- Source records

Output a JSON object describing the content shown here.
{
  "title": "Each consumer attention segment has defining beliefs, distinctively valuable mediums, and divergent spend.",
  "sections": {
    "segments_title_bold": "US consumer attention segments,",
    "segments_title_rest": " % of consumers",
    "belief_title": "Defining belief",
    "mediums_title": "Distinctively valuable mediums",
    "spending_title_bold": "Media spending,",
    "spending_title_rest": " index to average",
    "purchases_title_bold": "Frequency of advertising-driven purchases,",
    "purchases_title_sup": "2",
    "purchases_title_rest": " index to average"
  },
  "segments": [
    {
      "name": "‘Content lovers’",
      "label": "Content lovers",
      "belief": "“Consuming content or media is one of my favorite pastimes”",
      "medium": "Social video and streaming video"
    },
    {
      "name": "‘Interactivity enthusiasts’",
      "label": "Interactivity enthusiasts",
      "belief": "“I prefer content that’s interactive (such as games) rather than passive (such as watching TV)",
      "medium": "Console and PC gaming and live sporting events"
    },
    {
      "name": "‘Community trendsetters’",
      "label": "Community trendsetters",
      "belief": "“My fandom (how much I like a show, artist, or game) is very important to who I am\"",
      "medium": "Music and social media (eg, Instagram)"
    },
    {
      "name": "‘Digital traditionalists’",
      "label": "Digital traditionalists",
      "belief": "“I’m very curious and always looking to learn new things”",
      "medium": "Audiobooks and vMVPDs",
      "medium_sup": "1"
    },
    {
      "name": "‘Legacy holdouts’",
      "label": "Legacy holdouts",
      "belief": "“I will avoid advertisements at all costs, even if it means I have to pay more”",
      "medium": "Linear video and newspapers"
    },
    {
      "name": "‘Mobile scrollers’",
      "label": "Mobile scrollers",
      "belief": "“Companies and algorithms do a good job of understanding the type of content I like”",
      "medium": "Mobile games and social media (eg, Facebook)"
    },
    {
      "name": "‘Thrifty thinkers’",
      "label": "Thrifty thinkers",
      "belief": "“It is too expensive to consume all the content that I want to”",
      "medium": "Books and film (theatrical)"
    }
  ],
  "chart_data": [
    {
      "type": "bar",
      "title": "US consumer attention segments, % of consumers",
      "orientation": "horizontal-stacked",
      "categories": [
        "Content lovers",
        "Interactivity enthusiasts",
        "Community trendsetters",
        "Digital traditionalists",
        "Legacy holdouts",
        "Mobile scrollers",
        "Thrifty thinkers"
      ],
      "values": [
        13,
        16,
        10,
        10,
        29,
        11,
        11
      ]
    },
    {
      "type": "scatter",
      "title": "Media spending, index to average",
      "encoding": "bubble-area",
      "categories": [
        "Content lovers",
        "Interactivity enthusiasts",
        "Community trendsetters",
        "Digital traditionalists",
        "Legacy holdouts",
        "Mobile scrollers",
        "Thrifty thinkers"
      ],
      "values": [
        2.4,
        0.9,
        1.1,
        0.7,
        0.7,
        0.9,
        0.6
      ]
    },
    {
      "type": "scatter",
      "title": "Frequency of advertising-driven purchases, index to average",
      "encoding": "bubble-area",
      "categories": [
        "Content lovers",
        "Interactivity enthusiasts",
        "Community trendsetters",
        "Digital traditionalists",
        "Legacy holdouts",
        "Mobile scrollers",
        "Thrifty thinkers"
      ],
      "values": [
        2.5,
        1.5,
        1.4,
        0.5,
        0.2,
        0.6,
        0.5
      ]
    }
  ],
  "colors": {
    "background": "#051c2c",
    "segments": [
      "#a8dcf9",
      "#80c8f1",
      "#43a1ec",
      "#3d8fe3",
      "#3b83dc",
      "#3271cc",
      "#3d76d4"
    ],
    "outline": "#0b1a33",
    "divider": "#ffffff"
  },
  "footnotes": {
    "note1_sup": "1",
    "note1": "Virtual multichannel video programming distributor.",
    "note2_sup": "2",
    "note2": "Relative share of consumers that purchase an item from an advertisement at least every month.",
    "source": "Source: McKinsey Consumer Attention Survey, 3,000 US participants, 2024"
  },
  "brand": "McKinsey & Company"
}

- WHAT IS BEING ASKED
Write out all of the records once more, exactly.

- FINISHED ANSWER
Output a JSON object describing the content shown here.
{
  "title": "Each consumer attention segment has defining beliefs, distinctively valuable mediums, and divergent spend.",
  "sections": {
    "segments_title_bold": "US consumer attention segments,",
    "segments_title_rest": " % of consumers",
    "belief_title": "Defining belief",
    "mediums_title": "Distinctively valuable mediums",
    "spending_title_bold": "Media spending,",
    "spending_title_rest": " index to average",
    "purchases_title_bold": "Frequency of advertising-driven purchases,",
    "purchases_title_sup": "2",
    "purchases_title_rest": " index to average"
  },
  "segments": [
    {
      "name": "‘Content lovers’",
      "label": "Content lovers",
      "belief": "“Consuming content or media is one of my favorite pastimes”",
      "medium": "Social video and streaming video"
    },
    {
      "name": "‘Interactivity enthusiasts’",
      "label": "Interactivity enthusiasts",
      "belief": "“I prefer content that’s interactive (such as games) rather than passive (such as watching TV)",
      "medium": "Console and PC gaming and live sporting events"
    },
    {
      "name": "‘Community trendsetters’",
      "label": "Community trendsetters",
      "belief": "“My fandom (how much I like a show, artist, or game) is very important to who I am\"",
      "medium": "Music and social media (eg, Instagram)"
    },
    {
      "name": "‘Digital traditionalists’",
      "label": "Digital traditionalists",
      "belief": "“I’m very curious and always looking to learn new things”",
      "medium": "Audiobooks and vMVPDs",
      "medium_sup": "1"
    },
    {
      "name": "‘Legacy holdouts’",
      "label": "Legacy holdouts",
      "belief": "“I will avoid advertisements at all costs, even if it means I have to pay more”",
      "medium": "Linear video and newspapers"
    },
    {
      "name": "‘Mobile scrollers’",
      "label": "Mobile scrollers",
      "belief": "“Companies and algorithms do a good job of understanding the type of content I like”",
      "medium": "Mobile games and social media (eg, Facebook)"
    },
    {
      "name": "‘Thrifty thinkers’",
      "label": "Thrifty thinkers",
      "belief": "“It is too expensive to consume all the content that I want to”",
      "medium": "Books and film (theatrical)"
    }
  ],
  "chart_data": [
    {
      "type": "bar",
      "title": "US consumer attention segments, % of consumers",
      "orientation": "horizontal-stacked",
      "categories": [
        "Content lovers",
        "Interactivity enthusiasts",
        "Community trendsetters",
        "Digital traditionalists",
        "Legacy holdouts",
        "Mobile scrollers",
        "Thrifty thinkers"
      ],
      "values": [
        13,
        16,
        10,
        10,
        29,
        11,
        11
      ]
    },
    {
      "type": "scatter",
      "title": "Media spending, index to average",
      "encoding": "bubble-area",
      "categories": [
        "Content lovers",
        "Interactivity enthusiasts",
        "Community trendsetters",
        "Digital traditionalists",
        "Legacy holdouts",
        "Mobile scrollers",
        "Thrifty thinkers"
      ],
      "values": [
        2.4,
        0.9,
        1.1,
        0.7,
        0.7,
        0.9,
        0.6
      ]
    },
    {
      "type": "scatter",
      "title": "Frequency of advertising-driven purchases, index to average",
      "encoding": "bubble-area",
      "categories": [
        "Content lovers",
        "Interactivity enthusiasts",
        "Community trendsetters",
        "Digital traditionalists",
        "Legacy holdouts",
        "Mobile scrollers",
        "Thrifty thinkers"
      ],
      "values": [
        2.5,
        1.5,
        1.4,
        0.5,
        0.2,
        0.6,
        0.5
      ]
    }
  ],
  "colors": {
    "background": "#051c2c",
    "segments": [
      "#a8dcf9",
      "#80c8f1",
      "#43a1ec",
      "#3d8fe3",
      "#3b83dc",
      "#3271cc",
      "#3d76d4"
    ],
    "outline": "#0b1a33",
    "divider": "#ffffff"
  },
  "footnotes": {
    "note1_sup": "1",
    "note1": "Virtual multichannel video programming distributor.",
    "note2_sup": "2",
    "note2": "Relative share of consumers that purchase an item from an advertisement at least every month.",
    "source": "Source: McKinsey Consumer Attention Survey, 3,000 US participants, 2024"
  },
  "brand": "McKinsey & Company"
}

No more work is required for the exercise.